[Start SOURCE DOCUMENT]
Probably no intellectual has suffered more distortion and abuse than Spencer. He is continually condemned for things he never said — indeed, he is taken to task for things he explicitly denied. The target of academic criticism is usually the mythical Spencer rather than the real Spencer; and although some critics may derive immense satisfaction from their devastating refutations of a Spencer who never existed, these treatments hinder rather than advance the cause of knowledge.
~ George H. Smith (Atheism, Ayn Rand, and Other Heresies, p. 293)
I don’t know what it is about Herbert Spencer that brings out the worst in cultural historians; but the tendency to recycle the same bizarre, age-old smears against him, without ever checking the facts, remains firmly entrenched. Spencer, it seems, is a ready-made scapegoat, attacked because others have made it fashionable to attack him; and few bother to read what the man actually wrote, because “everybody knows” that his ideas, whatever they were, were inhuman and worthless.
To those, like myself, who admire Spencer as a profound thinker and a hero of liberty, the shameful treatment he regularly receives at the hands of careless and credulous scholars is especially infuriating. Indeed, lately I’ve found myself turning into something of a one-man Herbert Spencer Anti-Defamation League. (See my recent skirmishes here, here, and here.) Well, so be it; as long as scholars continue to misrepresent Herbert Spencer, I’ll continue to cry foul.
The latest offender is Susan Jacoby’s Freethinkers: A History of American Secularism (New York: Metropolitan, 2004). Since Spencer’s defense of theological agnosticism in his book First Principles (1862) was a significant influence on the American freethought movement, Jacoby devotes several pages to a discussion of his ideas.
[End SOURCE DOCUMENT]
[Start MATERIAL FOR THIS EXERCISE]
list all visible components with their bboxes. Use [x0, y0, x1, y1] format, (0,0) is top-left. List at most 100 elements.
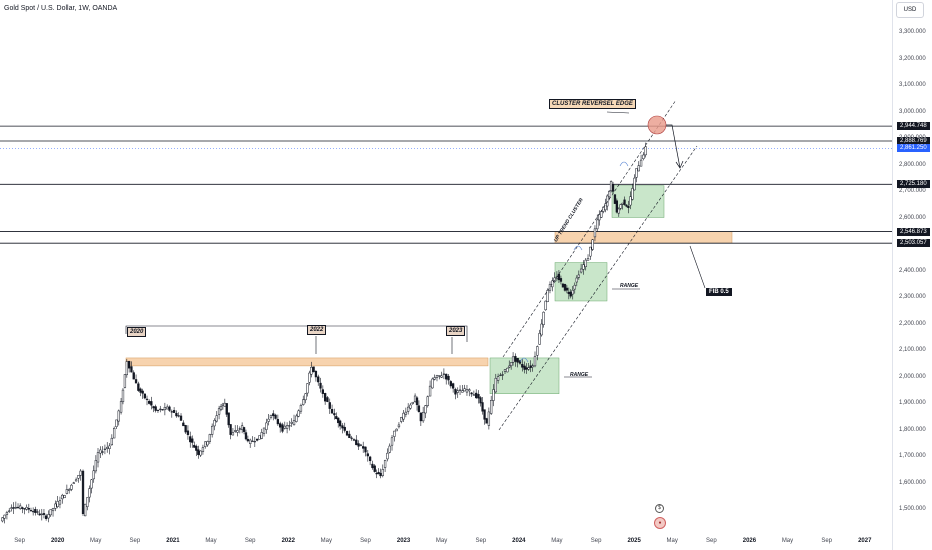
candle-body [295, 415, 298, 422]
candle-body [139, 388, 142, 393]
candle-body [12, 507, 15, 509]
candle-body [227, 412, 230, 426]
candle-body [134, 379, 138, 384]
candle-body [631, 188, 634, 200]
candle-body [215, 415, 218, 422]
candle-body [433, 377, 436, 380]
candle-body [330, 409, 334, 414]
price-level-label: 2,944.748 [897, 122, 930, 131]
swing-arc-2 [619, 161, 629, 167]
candle-body [383, 460, 387, 468]
candle-body [447, 375, 450, 381]
price-tick-label: 3,200.000 [899, 55, 926, 62]
label-connector [606, 111, 630, 114]
price-tick-label: 3,100.000 [899, 82, 926, 88]
candle-body [213, 420, 216, 427]
candle-body [195, 445, 198, 451]
candle-body [123, 374, 127, 388]
channel-lower [498, 145, 698, 431]
candle-body [582, 264, 585, 270]
candle-body [538, 333, 541, 345]
candle-body [211, 425, 214, 435]
candle-body [267, 418, 270, 422]
price-tick-label: 3,000.000 [899, 108, 926, 115]
candle-body [236, 430, 239, 433]
candle-body [559, 278, 563, 282]
candle-body [58, 500, 62, 505]
candle-body [379, 472, 382, 477]
candle-body [255, 438, 259, 441]
candle-body [435, 375, 439, 378]
currency-button[interactable]: USD [896, 2, 924, 18]
candle-body [132, 372, 135, 380]
candle-body [260, 432, 263, 439]
candle-body [312, 366, 315, 373]
candle-body [438, 375, 441, 377]
price-tick-label: 1,900.000 [899, 400, 926, 406]
candle-body [172, 410, 176, 413]
candle-body [56, 501, 59, 507]
candle-body [72, 482, 75, 484]
candle-body [221, 403, 225, 406]
candle-body [99, 449, 102, 454]
candle-body [170, 411, 173, 413]
candle-body [415, 397, 419, 406]
candle-body [475, 392, 478, 399]
cluster-reversal-circle [647, 115, 667, 135]
candle-body [92, 470, 95, 480]
channel-upper [502, 99, 677, 358]
price-tick-label: 2,200.000 [899, 320, 926, 327]
candle-body [112, 428, 116, 439]
candle-body [323, 393, 327, 402]
candle-body [465, 389, 469, 393]
candle-body [548, 284, 552, 291]
range-box-upper [611, 185, 665, 218]
candle-body [328, 402, 331, 409]
candle-body [68, 489, 71, 491]
time-tick-label: May [205, 538, 217, 544]
candle-body [492, 389, 495, 401]
candle-body [352, 439, 356, 441]
candle-body [571, 289, 574, 295]
candle-body [244, 432, 248, 440]
candle-body [186, 430, 190, 435]
candle-body [19, 505, 22, 509]
candle-body [496, 376, 500, 381]
candle-body [413, 395, 417, 402]
candle-body [615, 200, 619, 213]
candle-body [501, 374, 504, 376]
candle-body [553, 277, 556, 282]
candle-body [3, 514, 6, 519]
candle-body [317, 376, 320, 383]
drawings [125, 99, 706, 431]
candle-body [551, 280, 554, 288]
candle-body [521, 364, 524, 368]
fib-zone [554, 231, 733, 244]
candle-body [54, 503, 57, 509]
price-level-label: 2,546.873 [897, 227, 930, 236]
candle-body [600, 211, 603, 218]
candle-body [208, 434, 211, 442]
flag-icon[interactable]: ● [654, 517, 666, 529]
candle-body [510, 362, 513, 367]
candle-body [454, 389, 457, 395]
candle-body [606, 195, 609, 207]
candle-body [265, 422, 268, 430]
candle-body [525, 367, 528, 370]
candle-body [63, 495, 66, 499]
candle-body [21, 507, 24, 509]
candle-body [417, 405, 421, 413]
range-label-lower: RANGE [570, 372, 589, 378]
candle-body [567, 291, 570, 295]
candle-body [463, 388, 466, 392]
candle-body [229, 424, 232, 435]
candle-body [569, 291, 572, 297]
dollar-event-icon[interactable]: $ [655, 504, 664, 513]
time-tick-label: May [90, 538, 102, 544]
candle-body [242, 427, 246, 432]
candle-body [407, 406, 410, 412]
year-tag-2020: 2020 [127, 327, 147, 337]
candle-body [350, 437, 353, 439]
time-tick-label: 2020 [50, 538, 65, 544]
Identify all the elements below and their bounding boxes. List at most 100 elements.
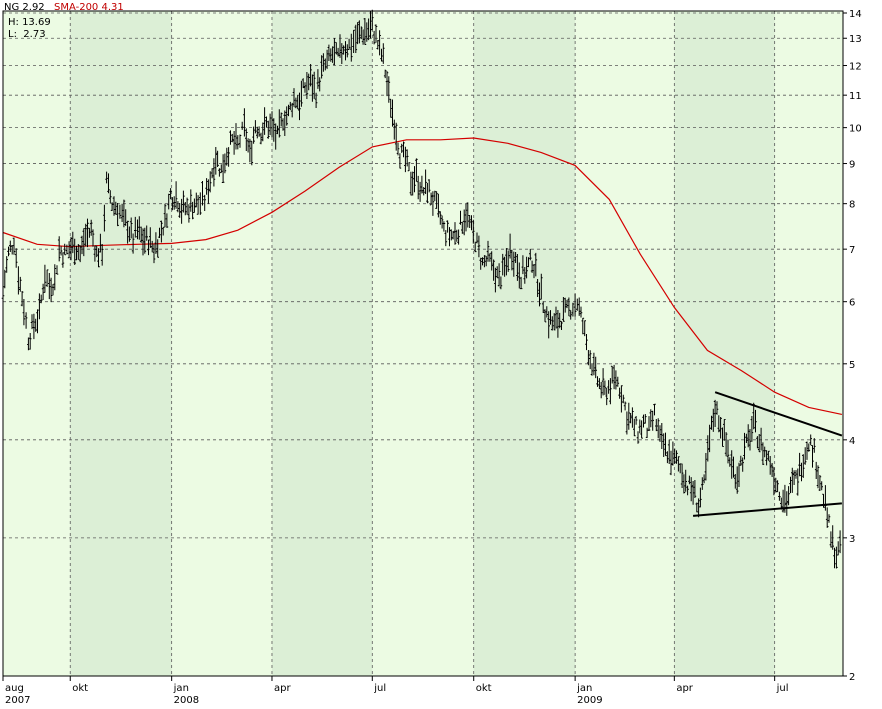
ohlc-bar — [737, 462, 741, 487]
ohlc-bar — [699, 487, 702, 508]
ohlc-bar — [418, 181, 422, 202]
ohlc-bar — [422, 187, 425, 196]
ohlc-bar — [427, 179, 431, 193]
ohlc-bar — [303, 82, 307, 93]
ohlc-bar — [466, 202, 470, 228]
ohlc-bar — [376, 40, 380, 50]
ohlc-bar — [61, 252, 65, 268]
ohlc-bar — [571, 302, 575, 317]
ohlc-bar — [59, 246, 63, 256]
ohlc-bar — [338, 34, 342, 58]
ohlc-bar — [660, 423, 664, 449]
ohlc-bar — [193, 198, 196, 213]
ohlc-bar — [314, 92, 318, 108]
ohlc-bar — [691, 481, 695, 505]
ohlc-bar — [180, 198, 183, 224]
ohlc-bar — [276, 125, 279, 135]
ohlc-bar — [455, 229, 459, 242]
ohlc-bar — [124, 209, 127, 226]
ohlc-bar — [807, 443, 811, 452]
ohlc-bar — [592, 352, 596, 376]
ohlc-bar — [201, 181, 204, 206]
ohlc-bar — [444, 230, 448, 247]
ohlc-bar — [483, 255, 486, 268]
ohlc-bar — [261, 122, 265, 142]
ohlc-bar — [656, 418, 660, 439]
ohlc-bar — [518, 262, 521, 289]
ohlc-bar — [283, 110, 287, 136]
ohlc-bar — [416, 175, 420, 200]
ohlc-bar — [171, 197, 174, 211]
ohlc-bar — [715, 401, 719, 415]
ohlc-bar — [396, 142, 400, 156]
ohlc-bar — [770, 463, 774, 477]
ohlc-bar — [644, 414, 647, 424]
ohlc-bar — [316, 69, 320, 89]
shaded-band — [674, 11, 775, 676]
ohlc-bar — [623, 401, 627, 411]
ohlc-bar — [84, 223, 87, 247]
ohlc-bar — [10, 245, 14, 255]
ohlc-bar — [774, 477, 778, 493]
ohlc-bar — [577, 297, 581, 316]
ohlc-bar — [358, 20, 361, 44]
ohlc-bar — [298, 92, 301, 121]
ohlc-bar — [145, 225, 148, 241]
ohlc-bar — [785, 491, 789, 516]
ohlc-bar — [136, 219, 139, 240]
x-tick-label: apr — [676, 683, 693, 694]
ohlc-bar — [19, 276, 22, 292]
ohlc-bar — [97, 248, 100, 268]
ohlc-bar — [818, 475, 822, 491]
ohlc-bar — [363, 18, 367, 45]
ohlc-bar — [426, 182, 429, 204]
ohlc-bar — [712, 408, 715, 432]
ohlc-bar — [150, 240, 154, 253]
ohlc-bar — [374, 24, 378, 43]
ohlc-bar — [344, 41, 347, 61]
ohlc-bar — [724, 432, 728, 457]
ohlc-bar — [437, 193, 440, 218]
x-tick-label: jan — [173, 683, 189, 694]
ohlc-bar — [497, 263, 501, 287]
ohlc-bar — [543, 309, 547, 323]
ohlc-bar — [250, 140, 254, 166]
shaded-band — [70, 11, 172, 676]
ohlc-bar — [229, 130, 232, 145]
ohlc-bar — [199, 192, 202, 215]
ohlc-bar — [3, 269, 7, 289]
ohlc-bar — [573, 293, 577, 317]
ohlc-bar — [472, 219, 475, 244]
ohlc-bar — [263, 107, 266, 135]
ohlc-bar — [688, 475, 691, 485]
ohlc-bar — [585, 334, 588, 351]
ohlc-bar — [638, 419, 642, 434]
ohlc-bar — [134, 216, 137, 238]
ohlc-bar — [246, 138, 250, 153]
ohlc-bar — [477, 235, 481, 258]
ohlc-bar — [327, 44, 331, 61]
ohlc-bar — [829, 531, 833, 548]
ohlc-bar — [479, 257, 482, 270]
ohlc-bar — [95, 245, 98, 258]
ohlc-bar — [361, 29, 365, 45]
ohlc-bar — [560, 321, 563, 330]
ohlc-bar — [618, 387, 621, 399]
ohlc-bar — [393, 119, 396, 140]
horizontal-gridlines — [3, 12, 843, 539]
ohlc-bar — [285, 106, 288, 126]
shaded-band — [473, 11, 576, 676]
ohlc-bar — [723, 419, 726, 441]
ohlc-bar — [312, 71, 316, 99]
ohlc-bar — [680, 463, 684, 488]
ohlc-bar — [36, 309, 39, 334]
ohlc-bar — [605, 387, 608, 406]
ohlc-bar — [721, 427, 724, 447]
ohlc-bar — [221, 154, 225, 183]
ohlc-bar — [701, 477, 704, 490]
ohlc-bar — [182, 190, 185, 213]
x-tick-label: jul — [776, 683, 789, 694]
ohlc-bar — [165, 213, 169, 228]
ohlc-bar — [128, 226, 131, 242]
ohlc-bar — [274, 123, 277, 150]
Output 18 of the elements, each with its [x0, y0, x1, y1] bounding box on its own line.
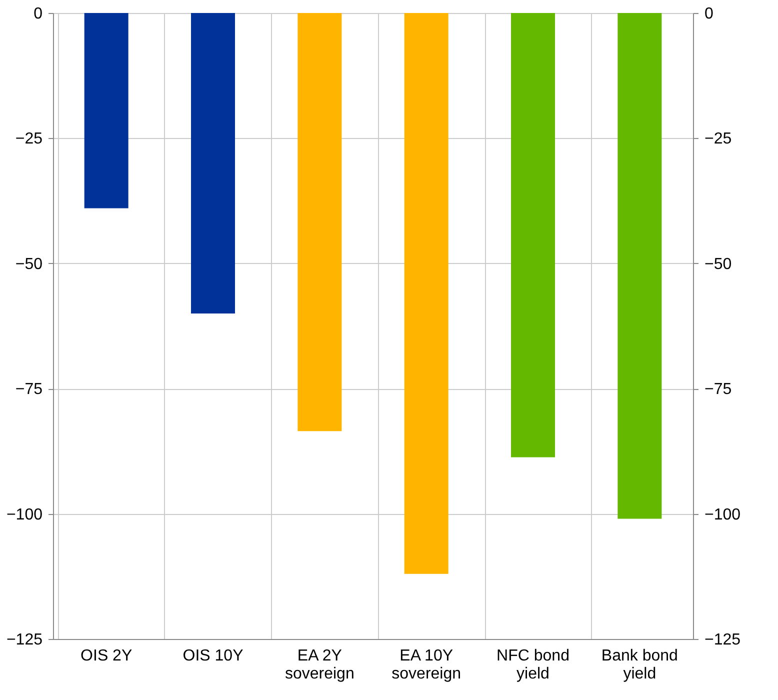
x-tick-label: OIS 2Y — [80, 648, 132, 664]
y2-tick-label: −100 — [704, 506, 741, 524]
y-tick-label: −100 — [6, 506, 43, 524]
x-tick-label: OIS 10Y — [182, 648, 244, 664]
y-tick-label: −50 — [15, 256, 43, 273]
y2-tick-label: 0 — [704, 6, 714, 22]
y-tick-label: −25 — [15, 130, 43, 148]
x-tick-label: EA 10Y sovereign — [392, 648, 462, 682]
y2-tick-label: −50 — [704, 256, 732, 273]
y2-tick-label: −25 — [704, 130, 732, 148]
y-tick-label: −125 — [6, 632, 43, 648]
y2-tick-label: −75 — [704, 381, 732, 398]
x-tick-label: NFC bond yield — [496, 648, 570, 682]
y-tick-label: −75 — [15, 381, 43, 398]
x-tick-label: Bank bond yield — [601, 648, 678, 682]
y-tick-label: 0 — [34, 6, 43, 22]
x-tick-label: EA 2Y sovereign — [284, 648, 354, 682]
y2-tick-label: −125 — [704, 632, 741, 648]
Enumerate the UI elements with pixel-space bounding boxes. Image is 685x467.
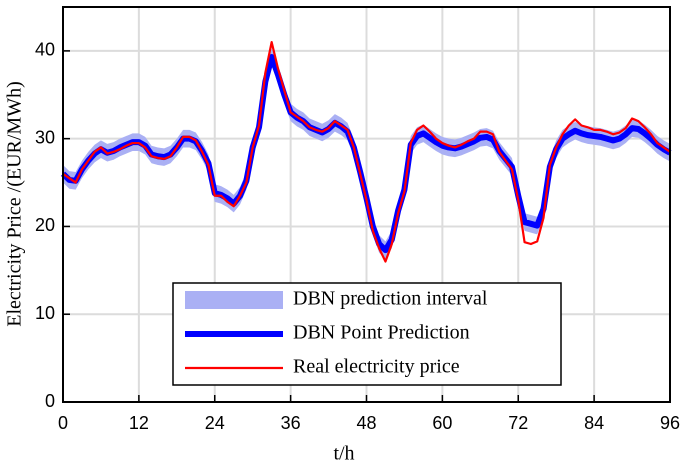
legend-label: DBN Point Prediction (293, 322, 470, 344)
legend-label: DBN prediction interval (293, 288, 488, 310)
x-tick-label: 12 (129, 413, 149, 433)
series-line (62, 41, 671, 263)
x-tick-label: 0 (58, 413, 68, 433)
x-tick-label: 84 (584, 413, 604, 433)
x-tick-label: 60 (432, 413, 452, 433)
plot-frame (62, 6, 671, 403)
x-tick-label: 24 (205, 413, 225, 433)
y-axis-label: Electricity Price /(EUR/MWh) (4, 81, 26, 326)
x-tick-label: 36 (281, 413, 301, 433)
x-tick-label: 96 (660, 413, 680, 433)
legend-swatch (185, 291, 283, 309)
y-tick-label: 0 (45, 391, 55, 411)
y-tick-label: 20 (35, 215, 55, 235)
legend-label: Real electricity price (293, 356, 460, 378)
y-tick-label: 40 (35, 40, 55, 60)
y-tick-label: 30 (35, 127, 55, 147)
x-tick-label: 48 (356, 413, 376, 433)
y-tick-label: 10 (35, 303, 55, 323)
x-tick-label: 72 (508, 413, 528, 433)
x-axis-label: t/h (333, 443, 354, 465)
[End MATERIAL FOR THIS EXERCISE]
● SET TASKS:
(A) Rewrite the part of the Herbert Spencer text between "To those, like" and "to cry foul.", inclusive, replacing "hero" with "champion".
(B) Reproduce the lines of the records between the lines holding "candle-body [295, 415, 298, 422]" and "candle-body [267, 418, 270, 422]", inclusive, without changing anything.

● THE RESULTS:
(A)
To those, like myself, who admire Spencer as a profound thinker and a champion of liberty, the shameful treatment he regularly receives at the hands of careless and credulous scholars is especially infuriating. Indeed, lately I’ve found myself turning into something of a one-man Herbert Spencer Anti-Defamation League. (See my recent skirmishes here, here, and here.) Well, so be it; as long as scholars continue to misrepresent Herbert Spencer, I’ll continue to cry foul.

(B)
candle-body [295, 415, 298, 422]
candle-body [139, 388, 142, 393]
candle-body [12, 507, 15, 509]
candle-body [227, 412, 230, 426]
candle-body [134, 379, 138, 384]
candle-body [631, 188, 634, 200]
candle-body [215, 415, 218, 422]
candle-body [433, 377, 436, 380]
candle-body [330, 409, 334, 414]
price-level-label: 2,944.748 [897, 122, 930, 131]
swing-arc-2 [619, 161, 629, 167]
candle-body [383, 460, 387, 468]
candle-body [447, 375, 450, 381]
price-tick-label: 3,200.000 [899, 55, 926, 62]
label-connector [606, 111, 630, 114]
price-tick-label: 3,100.000 [899, 82, 926, 88]
candle-body [213, 420, 216, 427]
candle-body [195, 445, 198, 451]
candle-body [123, 374, 127, 388]
channel-lower [498, 145, 698, 431]
candle-body [582, 264, 585, 270]
candle-body [538, 333, 541, 345]
candle-body [211, 425, 214, 435]
candle-body [267, 418, 270, 422]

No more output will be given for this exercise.